Data listing:
------------------------------------------------------------------------

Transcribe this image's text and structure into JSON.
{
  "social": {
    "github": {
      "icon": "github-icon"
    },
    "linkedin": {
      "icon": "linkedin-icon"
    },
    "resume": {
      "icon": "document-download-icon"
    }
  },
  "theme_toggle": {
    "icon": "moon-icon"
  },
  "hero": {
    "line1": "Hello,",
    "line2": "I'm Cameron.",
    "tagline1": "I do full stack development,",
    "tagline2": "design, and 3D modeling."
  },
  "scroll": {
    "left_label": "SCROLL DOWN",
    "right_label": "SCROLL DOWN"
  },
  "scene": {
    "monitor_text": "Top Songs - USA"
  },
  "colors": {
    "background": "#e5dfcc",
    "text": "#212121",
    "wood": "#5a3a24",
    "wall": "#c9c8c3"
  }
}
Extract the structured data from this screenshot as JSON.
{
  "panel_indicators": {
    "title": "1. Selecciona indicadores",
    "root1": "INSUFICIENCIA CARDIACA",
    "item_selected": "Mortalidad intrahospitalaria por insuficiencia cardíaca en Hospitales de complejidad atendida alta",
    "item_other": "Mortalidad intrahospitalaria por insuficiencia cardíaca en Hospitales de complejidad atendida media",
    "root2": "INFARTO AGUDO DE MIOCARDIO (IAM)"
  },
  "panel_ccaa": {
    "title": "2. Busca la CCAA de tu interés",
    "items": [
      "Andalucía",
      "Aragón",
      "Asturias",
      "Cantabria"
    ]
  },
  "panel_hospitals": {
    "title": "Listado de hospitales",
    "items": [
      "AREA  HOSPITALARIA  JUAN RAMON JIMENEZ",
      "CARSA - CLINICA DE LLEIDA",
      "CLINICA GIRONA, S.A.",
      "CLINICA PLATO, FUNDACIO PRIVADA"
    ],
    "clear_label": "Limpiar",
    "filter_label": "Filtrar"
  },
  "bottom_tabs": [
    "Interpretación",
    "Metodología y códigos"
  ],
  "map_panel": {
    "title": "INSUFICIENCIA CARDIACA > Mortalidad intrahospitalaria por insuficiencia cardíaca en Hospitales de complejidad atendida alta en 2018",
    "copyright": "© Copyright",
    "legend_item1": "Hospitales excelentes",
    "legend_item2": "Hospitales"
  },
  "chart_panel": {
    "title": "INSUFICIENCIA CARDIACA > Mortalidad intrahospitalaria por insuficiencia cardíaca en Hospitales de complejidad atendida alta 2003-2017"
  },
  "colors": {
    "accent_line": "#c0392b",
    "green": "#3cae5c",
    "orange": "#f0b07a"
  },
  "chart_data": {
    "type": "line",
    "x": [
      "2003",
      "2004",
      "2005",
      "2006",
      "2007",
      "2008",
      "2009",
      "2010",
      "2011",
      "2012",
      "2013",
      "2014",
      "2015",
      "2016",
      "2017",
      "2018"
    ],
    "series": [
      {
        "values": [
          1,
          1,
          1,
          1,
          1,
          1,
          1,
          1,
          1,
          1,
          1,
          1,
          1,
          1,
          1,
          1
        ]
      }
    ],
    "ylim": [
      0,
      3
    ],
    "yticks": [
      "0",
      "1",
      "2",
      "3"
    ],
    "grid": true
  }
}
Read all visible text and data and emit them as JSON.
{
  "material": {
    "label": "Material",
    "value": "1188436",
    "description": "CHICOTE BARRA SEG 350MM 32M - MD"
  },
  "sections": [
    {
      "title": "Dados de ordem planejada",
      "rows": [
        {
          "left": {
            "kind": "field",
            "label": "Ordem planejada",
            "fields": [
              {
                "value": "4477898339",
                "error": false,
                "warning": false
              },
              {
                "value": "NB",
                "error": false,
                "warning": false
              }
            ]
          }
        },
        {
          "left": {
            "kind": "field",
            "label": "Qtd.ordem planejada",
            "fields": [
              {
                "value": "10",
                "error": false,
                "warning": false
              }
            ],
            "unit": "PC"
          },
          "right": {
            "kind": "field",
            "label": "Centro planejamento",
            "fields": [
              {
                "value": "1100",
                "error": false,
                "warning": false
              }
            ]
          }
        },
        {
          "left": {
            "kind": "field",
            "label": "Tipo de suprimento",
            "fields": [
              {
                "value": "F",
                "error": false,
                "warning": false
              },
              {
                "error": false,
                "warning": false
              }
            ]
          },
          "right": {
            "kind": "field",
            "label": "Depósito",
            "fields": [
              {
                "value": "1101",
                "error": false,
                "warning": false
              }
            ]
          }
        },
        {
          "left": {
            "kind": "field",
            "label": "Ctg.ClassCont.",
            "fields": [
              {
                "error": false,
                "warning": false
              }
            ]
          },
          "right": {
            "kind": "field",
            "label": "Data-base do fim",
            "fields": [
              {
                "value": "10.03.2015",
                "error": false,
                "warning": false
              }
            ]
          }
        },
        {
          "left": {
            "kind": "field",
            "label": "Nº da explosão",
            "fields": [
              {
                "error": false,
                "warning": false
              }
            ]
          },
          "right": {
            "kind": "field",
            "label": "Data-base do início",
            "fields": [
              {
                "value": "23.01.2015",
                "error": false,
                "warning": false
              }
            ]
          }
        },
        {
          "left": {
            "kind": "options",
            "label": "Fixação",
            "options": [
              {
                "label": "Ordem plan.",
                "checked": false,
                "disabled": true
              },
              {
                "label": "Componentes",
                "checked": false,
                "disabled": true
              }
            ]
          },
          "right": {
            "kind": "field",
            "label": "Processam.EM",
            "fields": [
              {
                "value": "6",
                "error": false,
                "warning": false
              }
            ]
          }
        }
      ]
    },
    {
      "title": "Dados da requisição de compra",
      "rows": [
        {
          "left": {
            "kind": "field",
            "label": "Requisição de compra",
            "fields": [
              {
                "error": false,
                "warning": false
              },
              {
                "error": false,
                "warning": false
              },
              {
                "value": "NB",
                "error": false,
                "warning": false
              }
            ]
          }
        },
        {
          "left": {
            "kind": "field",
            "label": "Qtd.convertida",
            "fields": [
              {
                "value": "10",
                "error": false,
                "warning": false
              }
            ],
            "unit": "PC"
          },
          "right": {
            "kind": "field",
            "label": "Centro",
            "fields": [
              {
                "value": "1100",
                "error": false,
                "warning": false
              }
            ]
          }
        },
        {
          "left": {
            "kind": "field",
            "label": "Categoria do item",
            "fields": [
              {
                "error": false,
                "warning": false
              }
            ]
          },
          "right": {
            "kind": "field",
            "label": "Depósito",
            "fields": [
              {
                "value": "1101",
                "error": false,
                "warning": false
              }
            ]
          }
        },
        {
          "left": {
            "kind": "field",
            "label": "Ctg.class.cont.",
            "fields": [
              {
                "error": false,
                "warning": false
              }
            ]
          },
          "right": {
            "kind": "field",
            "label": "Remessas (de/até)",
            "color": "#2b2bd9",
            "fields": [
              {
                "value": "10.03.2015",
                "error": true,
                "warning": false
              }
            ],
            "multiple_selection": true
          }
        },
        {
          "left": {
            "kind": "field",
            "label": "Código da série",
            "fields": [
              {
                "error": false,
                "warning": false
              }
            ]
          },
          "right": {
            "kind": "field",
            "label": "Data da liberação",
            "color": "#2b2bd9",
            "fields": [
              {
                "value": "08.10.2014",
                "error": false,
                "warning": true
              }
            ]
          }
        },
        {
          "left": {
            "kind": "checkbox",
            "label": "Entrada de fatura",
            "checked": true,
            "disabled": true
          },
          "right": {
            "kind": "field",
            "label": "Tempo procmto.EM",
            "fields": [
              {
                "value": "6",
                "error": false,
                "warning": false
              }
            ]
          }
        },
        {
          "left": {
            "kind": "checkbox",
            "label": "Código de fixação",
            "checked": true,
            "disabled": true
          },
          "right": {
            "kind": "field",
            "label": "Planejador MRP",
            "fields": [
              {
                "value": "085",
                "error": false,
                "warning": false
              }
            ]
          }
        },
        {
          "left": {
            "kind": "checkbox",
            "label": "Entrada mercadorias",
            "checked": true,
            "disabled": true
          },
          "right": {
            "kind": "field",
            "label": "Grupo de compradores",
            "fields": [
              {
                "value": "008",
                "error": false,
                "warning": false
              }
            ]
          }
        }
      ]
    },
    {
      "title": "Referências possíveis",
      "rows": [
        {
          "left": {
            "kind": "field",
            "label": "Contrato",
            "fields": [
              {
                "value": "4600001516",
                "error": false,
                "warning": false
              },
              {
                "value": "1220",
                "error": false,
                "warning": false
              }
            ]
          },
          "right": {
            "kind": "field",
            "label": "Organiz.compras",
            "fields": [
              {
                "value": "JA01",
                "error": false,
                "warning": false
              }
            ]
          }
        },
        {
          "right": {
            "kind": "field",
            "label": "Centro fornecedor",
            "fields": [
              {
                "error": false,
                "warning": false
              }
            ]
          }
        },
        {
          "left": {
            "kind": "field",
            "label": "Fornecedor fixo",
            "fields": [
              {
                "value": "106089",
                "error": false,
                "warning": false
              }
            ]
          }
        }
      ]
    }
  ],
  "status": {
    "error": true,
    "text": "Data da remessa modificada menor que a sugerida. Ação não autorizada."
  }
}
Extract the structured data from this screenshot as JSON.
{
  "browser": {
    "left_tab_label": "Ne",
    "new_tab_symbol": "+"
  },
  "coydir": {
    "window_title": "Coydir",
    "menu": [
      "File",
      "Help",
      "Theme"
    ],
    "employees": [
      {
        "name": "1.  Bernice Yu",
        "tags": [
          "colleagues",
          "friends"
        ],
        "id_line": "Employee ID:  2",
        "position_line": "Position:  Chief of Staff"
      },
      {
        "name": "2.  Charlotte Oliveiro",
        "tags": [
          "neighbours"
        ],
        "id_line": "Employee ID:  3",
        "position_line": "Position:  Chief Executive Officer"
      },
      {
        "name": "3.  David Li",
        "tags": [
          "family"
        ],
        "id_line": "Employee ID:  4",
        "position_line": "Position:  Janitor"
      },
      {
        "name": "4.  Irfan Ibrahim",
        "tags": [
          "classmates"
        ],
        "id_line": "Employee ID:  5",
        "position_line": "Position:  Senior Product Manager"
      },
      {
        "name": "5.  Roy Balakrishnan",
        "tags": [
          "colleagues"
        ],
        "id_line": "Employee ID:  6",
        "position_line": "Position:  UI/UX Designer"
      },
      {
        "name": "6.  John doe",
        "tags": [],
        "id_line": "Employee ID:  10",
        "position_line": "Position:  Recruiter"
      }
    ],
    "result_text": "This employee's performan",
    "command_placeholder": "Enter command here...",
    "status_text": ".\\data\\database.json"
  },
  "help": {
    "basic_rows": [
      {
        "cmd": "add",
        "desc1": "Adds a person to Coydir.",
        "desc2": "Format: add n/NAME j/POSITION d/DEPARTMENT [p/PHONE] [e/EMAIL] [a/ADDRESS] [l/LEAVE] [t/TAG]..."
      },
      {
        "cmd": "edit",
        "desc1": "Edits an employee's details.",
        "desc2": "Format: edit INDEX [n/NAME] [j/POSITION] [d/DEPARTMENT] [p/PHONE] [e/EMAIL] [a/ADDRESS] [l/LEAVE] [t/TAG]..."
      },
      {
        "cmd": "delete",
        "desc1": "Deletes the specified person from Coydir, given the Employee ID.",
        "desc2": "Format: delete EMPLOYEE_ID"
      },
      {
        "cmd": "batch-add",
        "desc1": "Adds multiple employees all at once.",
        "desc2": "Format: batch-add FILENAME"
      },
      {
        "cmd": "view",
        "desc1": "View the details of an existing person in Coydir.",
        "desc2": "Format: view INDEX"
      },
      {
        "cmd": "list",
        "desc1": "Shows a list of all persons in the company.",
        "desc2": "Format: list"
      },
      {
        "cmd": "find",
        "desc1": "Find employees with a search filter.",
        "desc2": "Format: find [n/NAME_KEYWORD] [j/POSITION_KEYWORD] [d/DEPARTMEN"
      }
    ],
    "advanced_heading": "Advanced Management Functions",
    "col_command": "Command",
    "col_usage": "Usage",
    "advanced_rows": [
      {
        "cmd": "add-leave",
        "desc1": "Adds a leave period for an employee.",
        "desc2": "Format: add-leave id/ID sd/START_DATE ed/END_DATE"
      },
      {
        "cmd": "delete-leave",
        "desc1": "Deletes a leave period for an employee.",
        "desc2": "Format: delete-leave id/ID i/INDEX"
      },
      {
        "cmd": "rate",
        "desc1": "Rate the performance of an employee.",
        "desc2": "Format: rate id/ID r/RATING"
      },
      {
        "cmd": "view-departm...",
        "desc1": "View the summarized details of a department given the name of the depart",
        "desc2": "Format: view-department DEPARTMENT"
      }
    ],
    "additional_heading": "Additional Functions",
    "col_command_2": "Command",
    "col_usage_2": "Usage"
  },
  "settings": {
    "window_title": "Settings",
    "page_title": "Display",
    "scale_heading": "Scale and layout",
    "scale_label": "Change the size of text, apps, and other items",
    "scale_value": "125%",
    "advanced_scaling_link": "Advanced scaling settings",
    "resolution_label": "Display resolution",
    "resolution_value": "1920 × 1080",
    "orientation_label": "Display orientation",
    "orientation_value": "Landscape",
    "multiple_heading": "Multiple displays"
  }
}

------------------------------------------------------------------------

◆ **EXERCISE INSTRUCTIONS**: Which lines in the data above contain "CARDIACA"? Show each one.

◆ **TASK RESULT**:
    "root1": "INSUFICIENCIA CARDIACA",
    "title": "INSUFICIENCIA CARDIACA > Mortalidad intrahospitalaria por insuficiencia cardíaca en Hospitales de complejidad atendida alta en 2018",
    "title": "INSUFICIENCIA CARDIACA > Mortalidad intrahospitalaria por insuficiencia cardíaca en Hospitales de complejidad atendida alta 2003-2017"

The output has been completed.